> [Requirements]: Please revise the data below, changing each "story-paragraph" to "narrative-paragraph" and leaving everything else untouched.

═══ Records for the exercise

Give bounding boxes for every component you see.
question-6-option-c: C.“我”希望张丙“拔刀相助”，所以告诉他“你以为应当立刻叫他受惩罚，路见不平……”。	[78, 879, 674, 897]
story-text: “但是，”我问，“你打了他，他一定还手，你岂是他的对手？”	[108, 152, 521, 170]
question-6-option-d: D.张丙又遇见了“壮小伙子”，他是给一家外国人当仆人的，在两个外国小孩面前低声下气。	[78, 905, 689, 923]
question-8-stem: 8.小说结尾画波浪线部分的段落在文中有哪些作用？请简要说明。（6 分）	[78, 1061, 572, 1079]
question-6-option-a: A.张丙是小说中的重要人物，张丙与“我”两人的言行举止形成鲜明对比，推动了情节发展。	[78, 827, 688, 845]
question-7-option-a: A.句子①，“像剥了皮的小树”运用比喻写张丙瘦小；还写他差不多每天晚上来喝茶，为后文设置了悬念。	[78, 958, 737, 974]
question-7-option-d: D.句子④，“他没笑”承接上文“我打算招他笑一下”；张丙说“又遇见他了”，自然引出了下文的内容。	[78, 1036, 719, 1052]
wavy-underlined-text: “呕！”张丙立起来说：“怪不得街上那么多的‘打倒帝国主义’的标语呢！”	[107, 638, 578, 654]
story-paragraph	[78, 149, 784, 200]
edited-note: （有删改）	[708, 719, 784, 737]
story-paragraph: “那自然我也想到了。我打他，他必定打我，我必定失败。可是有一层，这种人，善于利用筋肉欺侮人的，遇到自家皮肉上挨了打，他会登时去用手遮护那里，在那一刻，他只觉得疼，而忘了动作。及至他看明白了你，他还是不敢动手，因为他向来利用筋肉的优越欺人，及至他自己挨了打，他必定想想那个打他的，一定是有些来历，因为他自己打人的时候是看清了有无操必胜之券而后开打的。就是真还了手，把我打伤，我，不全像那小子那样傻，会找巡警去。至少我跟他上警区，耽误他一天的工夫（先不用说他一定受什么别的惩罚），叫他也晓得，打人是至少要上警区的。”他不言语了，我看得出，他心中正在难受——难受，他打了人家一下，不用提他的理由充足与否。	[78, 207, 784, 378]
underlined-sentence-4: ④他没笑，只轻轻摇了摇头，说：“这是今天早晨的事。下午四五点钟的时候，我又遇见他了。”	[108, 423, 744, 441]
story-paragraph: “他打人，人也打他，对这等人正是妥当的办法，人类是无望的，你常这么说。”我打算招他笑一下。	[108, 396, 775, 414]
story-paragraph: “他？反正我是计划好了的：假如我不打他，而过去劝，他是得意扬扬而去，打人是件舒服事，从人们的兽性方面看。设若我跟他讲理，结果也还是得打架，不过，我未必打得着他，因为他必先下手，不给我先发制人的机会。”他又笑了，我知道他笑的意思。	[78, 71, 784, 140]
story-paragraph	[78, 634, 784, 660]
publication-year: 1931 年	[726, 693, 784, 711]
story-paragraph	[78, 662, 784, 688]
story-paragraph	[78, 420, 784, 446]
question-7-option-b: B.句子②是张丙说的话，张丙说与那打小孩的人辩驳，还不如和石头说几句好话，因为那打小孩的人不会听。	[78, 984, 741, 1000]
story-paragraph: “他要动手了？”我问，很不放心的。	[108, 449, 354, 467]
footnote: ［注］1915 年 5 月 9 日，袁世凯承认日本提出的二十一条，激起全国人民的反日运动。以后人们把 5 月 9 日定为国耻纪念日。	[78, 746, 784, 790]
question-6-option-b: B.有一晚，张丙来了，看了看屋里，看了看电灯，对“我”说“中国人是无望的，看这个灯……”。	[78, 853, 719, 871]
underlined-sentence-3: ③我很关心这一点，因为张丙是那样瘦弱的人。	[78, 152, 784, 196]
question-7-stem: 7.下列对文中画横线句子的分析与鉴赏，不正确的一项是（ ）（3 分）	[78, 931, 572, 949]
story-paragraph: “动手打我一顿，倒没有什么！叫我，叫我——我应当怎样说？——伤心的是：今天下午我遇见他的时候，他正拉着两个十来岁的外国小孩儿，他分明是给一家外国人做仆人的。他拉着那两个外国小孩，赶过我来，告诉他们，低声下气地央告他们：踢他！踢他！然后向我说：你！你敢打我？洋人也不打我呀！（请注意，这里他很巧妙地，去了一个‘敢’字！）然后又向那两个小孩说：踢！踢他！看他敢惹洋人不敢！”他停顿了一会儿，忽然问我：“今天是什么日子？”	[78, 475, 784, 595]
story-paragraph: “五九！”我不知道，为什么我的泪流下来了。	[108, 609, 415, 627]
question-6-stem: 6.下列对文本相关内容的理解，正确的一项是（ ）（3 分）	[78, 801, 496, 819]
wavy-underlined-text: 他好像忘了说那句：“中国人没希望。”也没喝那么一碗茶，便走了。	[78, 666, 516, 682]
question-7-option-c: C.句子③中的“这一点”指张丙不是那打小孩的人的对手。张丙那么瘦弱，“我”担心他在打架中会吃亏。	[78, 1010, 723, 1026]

══════

> [Answer to this exercise]:
Give bounding boxes for every component you see.
question-6-option-c: C.“我”希望张丙“拔刀相助”，所以告诉他“你以为应当立刻叫他受惩罚，路见不平……”。	[78, 879, 674, 897]
story-text: “但是，”我问，“你打了他，他一定还手，你岂是他的对手？”	[108, 152, 521, 170]
question-6-option-d: D.张丙又遇见了“壮小伙子”，他是给一家外国人当仆人的，在两个外国小孩面前低声下气。	[78, 905, 689, 923]
question-8-stem: 8.小说结尾画波浪线部分的段落在文中有哪些作用？请简要说明。（6 分）	[78, 1061, 572, 1079]
question-6-option-a: A.张丙是小说中的重要人物，张丙与“我”两人的言行举止形成鲜明对比，推动了情节发展。	[78, 827, 688, 845]
question-7-option-a: A.句子①，“像剥了皮的小树”运用比喻写张丙瘦小；还写他差不多每天晚上来喝茶，为后文设置了悬念。	[78, 958, 737, 974]
question-7-option-d: D.句子④，“他没笑”承接上文“我打算招他笑一下”；张丙说“又遇见他了”，自然引出了下文的内容。	[78, 1036, 719, 1052]
wavy-underlined-text: “呕！”张丙立起来说：“怪不得街上那么多的‘打倒帝国主义’的标语呢！”	[107, 638, 578, 654]
narrative-paragraph	[78, 149, 784, 200]
edited-note: （有删改）	[708, 719, 784, 737]
narrative-paragraph: “那自然我也想到了。我打他，他必定打我，我必定失败。可是有一层，这种人，善于利用筋肉欺侮人的，遇到自家皮肉上挨了打，他会登时去用手遮护那里，在那一刻，他只觉得疼，而忘了动作。及至他看明白了你，他还是不敢动手，因为他向来利用筋肉的优越欺人，及至他自己挨了打，他必定想想那个打他的，一定是有些来历，因为他自己打人的时候是看清了有无操必胜之券而后开打的。就是真还了手，把我打伤，我，不全像那小子那样傻，会找巡警去。至少我跟他上警区，耽误他一天的工夫（先不用说他一定受什么别的惩罚），叫他也晓得，打人是至少要上警区的。”他不言语了，我看得出，他心中正在难受——难受，他打了人家一下，不用提他的理由充足与否。	[78, 207, 784, 378]
underlined-sentence-4: ④他没笑，只轻轻摇了摇头，说：“这是今天早晨的事。下午四五点钟的时候，我又遇见他了。”	[108, 423, 744, 441]
narrative-paragraph: “他打人，人也打他，对这等人正是妥当的办法，人类是无望的，你常这么说。”我打算招他笑一下。	[108, 396, 775, 414]
narrative-paragraph: “他？反正我是计划好了的：假如我不打他，而过去劝，他是得意扬扬而去，打人是件舒服事，从人们的兽性方面看。设若我跟他讲理，结果也还是得打架，不过，我未必打得着他，因为他必先下手，不给我先发制人的机会。”他又笑了，我知道他笑的意思。	[78, 71, 784, 140]
narrative-paragraph	[78, 634, 784, 660]
publication-year: 1931 年	[726, 693, 784, 711]
narrative-paragraph	[78, 662, 784, 688]
narrative-paragraph	[78, 420, 784, 446]
question-7-option-b: B.句子②是张丙说的话，张丙说与那打小孩的人辩驳，还不如和石头说几句好话，因为那打小孩的人不会听。	[78, 984, 741, 1000]
narrative-paragraph: “他要动手了？”我问，很不放心的。	[108, 449, 354, 467]
footnote: ［注］1915 年 5 月 9 日，袁世凯承认日本提出的二十一条，激起全国人民的反日运动。以后人们把 5 月 9 日定为国耻纪念日。	[78, 746, 784, 790]
question-6-option-b: B.有一晚，张丙来了，看了看屋里，看了看电灯，对“我”说“中国人是无望的，看这个灯……”。	[78, 853, 719, 871]
underlined-sentence-3: ③我很关心这一点，因为张丙是那样瘦弱的人。	[78, 152, 784, 196]
question-7-stem: 7.下列对文中画横线句子的分析与鉴赏，不正确的一项是（ ）（3 分）	[78, 931, 572, 949]
narrative-paragraph: “动手打我一顿，倒没有什么！叫我，叫我——我应当怎样说？——伤心的是：今天下午我遇见他的时候，他正拉着两个十来岁的外国小孩儿，他分明是给一家外国人做仆人的。他拉着那两个外国小孩，赶过我来，告诉他们，低声下气地央告他们：踢他！踢他！然后向我说：你！你敢打我？洋人也不打我呀！（请注意，这里他很巧妙地，去了一个‘敢’字！）然后又向那两个小孩说：踢！踢他！看他敢惹洋人不敢！”他停顿了一会儿，忽然问我：“今天是什么日子？”	[78, 475, 784, 595]
narrative-paragraph: “五九！”我不知道，为什么我的泪流下来了。	[108, 609, 415, 627]
question-6-stem: 6.下列对文本相关内容的理解，正确的一项是（ ）（3 分）	[78, 801, 496, 819]
wavy-underlined-text: 他好像忘了说那句：“中国人没希望。”也没喝那么一碗茶，便走了。	[78, 666, 516, 682]
question-7-option-c: C.句子③中的“这一点”指张丙不是那打小孩的人的对手。张丙那么瘦弱，“我”担心他在打架中会吃亏。	[78, 1010, 723, 1026]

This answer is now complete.